**PROBLEM TO SOLVE:** Please write out the material below exactly as given.

Rows from a figure dataset:
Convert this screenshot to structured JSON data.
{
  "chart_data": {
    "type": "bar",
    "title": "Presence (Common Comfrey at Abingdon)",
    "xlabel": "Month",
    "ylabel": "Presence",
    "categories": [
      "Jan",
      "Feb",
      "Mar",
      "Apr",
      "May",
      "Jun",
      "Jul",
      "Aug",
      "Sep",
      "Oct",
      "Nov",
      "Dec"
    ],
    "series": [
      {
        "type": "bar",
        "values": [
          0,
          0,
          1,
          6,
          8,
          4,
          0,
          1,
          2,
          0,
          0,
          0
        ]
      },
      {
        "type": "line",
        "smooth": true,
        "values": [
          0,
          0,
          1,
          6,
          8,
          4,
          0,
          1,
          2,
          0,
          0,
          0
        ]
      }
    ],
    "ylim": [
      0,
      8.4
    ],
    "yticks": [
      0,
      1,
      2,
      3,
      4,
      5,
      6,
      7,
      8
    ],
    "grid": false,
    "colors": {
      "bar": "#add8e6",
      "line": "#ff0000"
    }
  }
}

**FINAL RESULT:**
Convert this screenshot to structured JSON data.
{
  "chart_data": {
    "type": "bar",
    "title": "Presence (Common Comfrey at Abingdon)",
    "xlabel": "Month",
    "ylabel": "Presence",
    "categories": [
      "Jan",
      "Feb",
      "Mar",
      "Apr",
      "May",
      "Jun",
      "Jul",
      "Aug",
      "Sep",
      "Oct",
      "Nov",
      "Dec"
    ],
    "series": [
      {
        "type": "bar",
        "values": [
          0,
          0,
          1,
          6,
          8,
          4,
          0,
          1,
          2,
          0,
          0,
          0
        ]
      },
      {
        "type": "line",
        "smooth": true,
        "values": [
          0,
          0,
          1,
          6,
          8,
          4,
          0,
          1,
          2,
          0,
          0,
          0
        ]
      }
    ],
    "ylim": [
      0,
      8.4
    ],
    "yticks": [
      0,
      1,
      2,
      3,
      4,
      5,
      6,
      7,
      8
    ],
    "grid": false,
    "colors": {
      "bar": "#add8e6",
      "line": "#ff0000"
    }
  }
}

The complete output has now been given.